--- Data for this exercise Enclosed Below ---
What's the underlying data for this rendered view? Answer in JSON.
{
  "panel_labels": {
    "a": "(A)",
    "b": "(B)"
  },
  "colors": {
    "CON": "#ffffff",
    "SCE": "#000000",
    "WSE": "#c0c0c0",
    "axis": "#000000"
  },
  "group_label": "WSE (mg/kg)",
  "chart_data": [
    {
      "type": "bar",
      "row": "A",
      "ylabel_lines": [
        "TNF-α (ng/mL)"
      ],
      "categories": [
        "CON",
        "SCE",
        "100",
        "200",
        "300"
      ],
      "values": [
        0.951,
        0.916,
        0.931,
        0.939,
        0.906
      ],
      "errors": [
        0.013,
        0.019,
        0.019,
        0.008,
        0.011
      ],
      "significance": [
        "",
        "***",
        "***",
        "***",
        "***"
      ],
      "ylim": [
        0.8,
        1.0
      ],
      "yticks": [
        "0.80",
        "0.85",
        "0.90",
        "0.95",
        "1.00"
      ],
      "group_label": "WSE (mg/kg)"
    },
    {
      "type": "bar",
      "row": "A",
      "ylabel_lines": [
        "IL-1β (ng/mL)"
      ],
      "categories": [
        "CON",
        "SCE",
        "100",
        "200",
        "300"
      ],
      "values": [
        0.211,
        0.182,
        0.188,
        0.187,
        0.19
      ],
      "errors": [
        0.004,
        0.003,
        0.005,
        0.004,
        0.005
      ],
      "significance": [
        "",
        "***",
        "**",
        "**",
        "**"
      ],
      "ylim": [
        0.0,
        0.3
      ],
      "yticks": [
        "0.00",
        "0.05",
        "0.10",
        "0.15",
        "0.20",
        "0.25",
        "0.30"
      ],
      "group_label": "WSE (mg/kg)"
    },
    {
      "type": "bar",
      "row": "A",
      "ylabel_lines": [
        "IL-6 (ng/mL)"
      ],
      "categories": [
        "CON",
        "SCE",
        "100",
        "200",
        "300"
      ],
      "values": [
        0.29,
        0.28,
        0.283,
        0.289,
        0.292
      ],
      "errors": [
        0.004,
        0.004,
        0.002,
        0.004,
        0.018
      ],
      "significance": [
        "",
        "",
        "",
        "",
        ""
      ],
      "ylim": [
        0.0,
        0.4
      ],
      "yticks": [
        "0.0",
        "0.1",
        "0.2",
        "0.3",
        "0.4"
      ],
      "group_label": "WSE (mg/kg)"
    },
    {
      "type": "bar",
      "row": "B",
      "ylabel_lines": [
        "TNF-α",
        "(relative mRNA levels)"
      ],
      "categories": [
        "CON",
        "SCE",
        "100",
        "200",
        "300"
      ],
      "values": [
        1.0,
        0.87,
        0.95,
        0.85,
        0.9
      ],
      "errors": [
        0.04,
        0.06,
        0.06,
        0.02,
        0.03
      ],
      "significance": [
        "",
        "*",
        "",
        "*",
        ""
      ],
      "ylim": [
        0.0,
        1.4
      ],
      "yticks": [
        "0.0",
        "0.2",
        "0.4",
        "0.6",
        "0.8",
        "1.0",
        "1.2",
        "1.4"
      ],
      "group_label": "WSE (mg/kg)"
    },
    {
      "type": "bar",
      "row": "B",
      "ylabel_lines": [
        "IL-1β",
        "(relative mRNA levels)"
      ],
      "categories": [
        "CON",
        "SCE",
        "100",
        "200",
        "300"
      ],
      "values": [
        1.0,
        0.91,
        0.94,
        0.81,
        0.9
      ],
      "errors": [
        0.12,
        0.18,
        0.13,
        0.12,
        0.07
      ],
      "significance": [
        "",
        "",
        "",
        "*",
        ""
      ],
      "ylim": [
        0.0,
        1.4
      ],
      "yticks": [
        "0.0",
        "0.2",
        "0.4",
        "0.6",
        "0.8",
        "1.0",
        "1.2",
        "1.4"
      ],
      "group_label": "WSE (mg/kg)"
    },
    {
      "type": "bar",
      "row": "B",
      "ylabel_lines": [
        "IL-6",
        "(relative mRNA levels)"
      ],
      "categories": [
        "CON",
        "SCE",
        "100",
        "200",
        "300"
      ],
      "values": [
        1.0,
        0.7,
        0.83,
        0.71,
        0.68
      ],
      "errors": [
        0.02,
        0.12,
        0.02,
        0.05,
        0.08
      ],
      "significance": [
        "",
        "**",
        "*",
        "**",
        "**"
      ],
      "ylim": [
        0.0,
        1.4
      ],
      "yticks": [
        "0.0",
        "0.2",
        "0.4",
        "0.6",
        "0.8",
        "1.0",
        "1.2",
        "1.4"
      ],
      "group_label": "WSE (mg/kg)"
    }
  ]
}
--- End of Enclosed Data for this exercise ---
--- Data for this exercise Enclosed Below ---
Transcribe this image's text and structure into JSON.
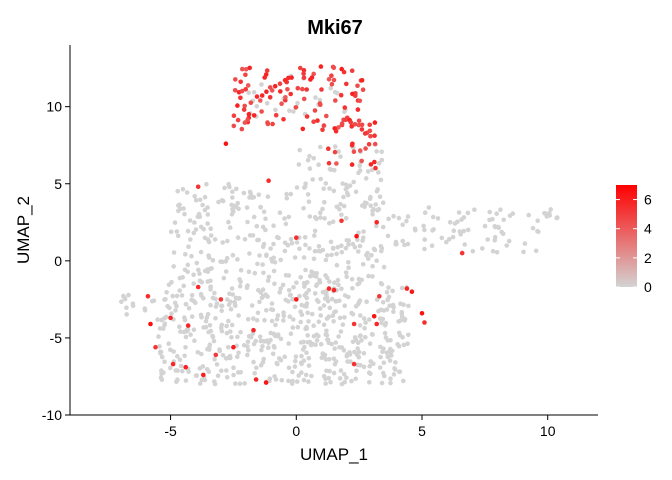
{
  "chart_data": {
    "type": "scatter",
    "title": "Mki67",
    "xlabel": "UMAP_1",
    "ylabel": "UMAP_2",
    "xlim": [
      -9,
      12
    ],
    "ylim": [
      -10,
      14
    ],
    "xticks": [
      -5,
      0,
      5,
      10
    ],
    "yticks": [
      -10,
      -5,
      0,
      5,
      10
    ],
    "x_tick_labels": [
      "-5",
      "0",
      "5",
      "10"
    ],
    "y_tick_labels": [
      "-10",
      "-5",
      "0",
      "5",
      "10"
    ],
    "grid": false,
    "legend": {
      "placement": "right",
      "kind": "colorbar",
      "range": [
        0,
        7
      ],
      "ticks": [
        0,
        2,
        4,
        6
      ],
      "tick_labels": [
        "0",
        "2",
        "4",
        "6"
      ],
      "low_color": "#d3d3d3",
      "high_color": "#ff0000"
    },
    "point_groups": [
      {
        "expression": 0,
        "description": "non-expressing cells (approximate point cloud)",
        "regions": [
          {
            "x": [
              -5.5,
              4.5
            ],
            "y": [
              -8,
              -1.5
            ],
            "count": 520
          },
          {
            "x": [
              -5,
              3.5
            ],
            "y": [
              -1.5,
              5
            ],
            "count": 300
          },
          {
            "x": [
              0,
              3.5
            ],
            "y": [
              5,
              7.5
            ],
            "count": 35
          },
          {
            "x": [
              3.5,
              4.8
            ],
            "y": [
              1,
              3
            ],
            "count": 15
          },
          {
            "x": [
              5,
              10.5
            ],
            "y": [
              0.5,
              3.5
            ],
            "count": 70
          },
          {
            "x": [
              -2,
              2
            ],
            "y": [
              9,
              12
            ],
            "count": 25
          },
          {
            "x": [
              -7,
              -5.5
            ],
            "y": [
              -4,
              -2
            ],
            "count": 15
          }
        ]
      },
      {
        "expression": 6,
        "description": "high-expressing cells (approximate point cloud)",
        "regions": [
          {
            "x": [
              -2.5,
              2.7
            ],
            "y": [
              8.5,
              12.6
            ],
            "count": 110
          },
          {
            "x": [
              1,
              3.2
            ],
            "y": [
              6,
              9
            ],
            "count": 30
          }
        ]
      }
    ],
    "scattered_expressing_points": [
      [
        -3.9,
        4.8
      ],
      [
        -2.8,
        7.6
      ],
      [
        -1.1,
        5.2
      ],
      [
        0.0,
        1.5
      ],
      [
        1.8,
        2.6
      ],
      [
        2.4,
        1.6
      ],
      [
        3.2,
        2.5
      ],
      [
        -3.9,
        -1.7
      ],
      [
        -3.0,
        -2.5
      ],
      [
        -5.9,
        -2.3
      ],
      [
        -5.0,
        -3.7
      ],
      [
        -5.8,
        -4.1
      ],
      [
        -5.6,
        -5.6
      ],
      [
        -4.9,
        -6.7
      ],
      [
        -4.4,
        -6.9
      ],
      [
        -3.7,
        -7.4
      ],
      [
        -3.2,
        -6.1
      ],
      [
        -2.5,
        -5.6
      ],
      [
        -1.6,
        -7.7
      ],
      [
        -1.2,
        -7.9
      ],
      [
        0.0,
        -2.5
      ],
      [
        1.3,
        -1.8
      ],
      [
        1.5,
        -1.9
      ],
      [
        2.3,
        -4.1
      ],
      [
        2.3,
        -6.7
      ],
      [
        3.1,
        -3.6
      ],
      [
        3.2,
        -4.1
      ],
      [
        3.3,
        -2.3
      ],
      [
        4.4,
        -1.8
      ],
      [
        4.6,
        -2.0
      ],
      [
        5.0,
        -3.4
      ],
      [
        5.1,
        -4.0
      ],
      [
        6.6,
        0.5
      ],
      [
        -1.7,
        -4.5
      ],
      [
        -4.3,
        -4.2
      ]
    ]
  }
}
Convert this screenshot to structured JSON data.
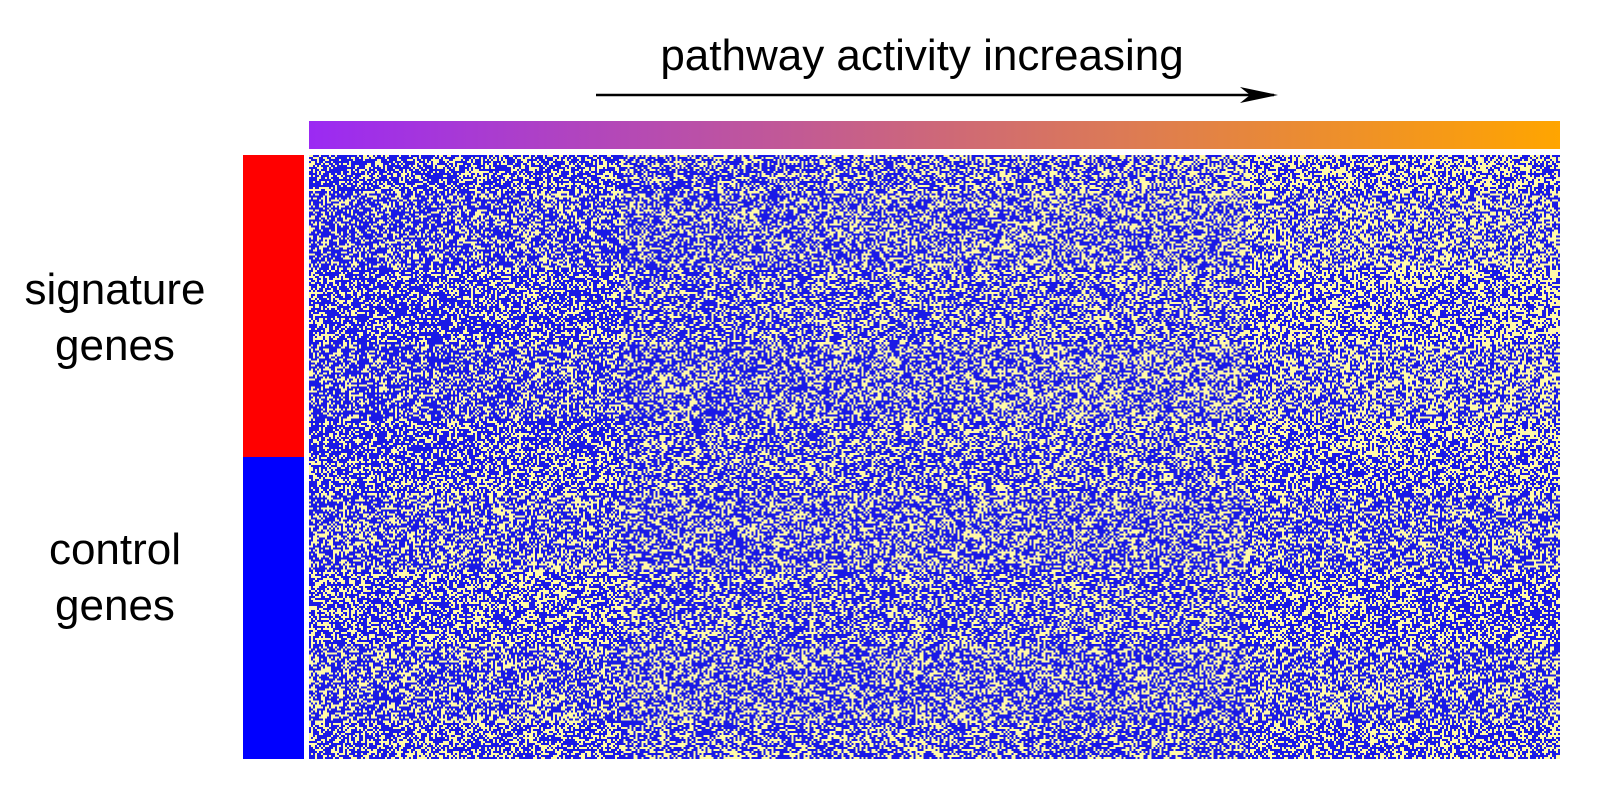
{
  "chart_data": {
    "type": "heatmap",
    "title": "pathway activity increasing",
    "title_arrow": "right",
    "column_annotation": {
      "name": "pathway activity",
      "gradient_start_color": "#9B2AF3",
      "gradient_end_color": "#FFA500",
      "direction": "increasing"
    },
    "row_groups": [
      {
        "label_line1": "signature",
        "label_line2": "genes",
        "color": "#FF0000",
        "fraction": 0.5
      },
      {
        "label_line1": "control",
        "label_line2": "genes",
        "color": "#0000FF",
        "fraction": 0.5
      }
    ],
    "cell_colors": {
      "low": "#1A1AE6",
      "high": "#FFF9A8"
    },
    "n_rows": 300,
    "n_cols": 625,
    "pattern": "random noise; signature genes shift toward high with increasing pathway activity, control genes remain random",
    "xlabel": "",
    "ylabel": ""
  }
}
--- End of Enclosed Data for this exercise ---
**Your objective:**
Count the lines in the records above that contain "increasing", please, and give the number without any other words.

**Exercise answer:**
3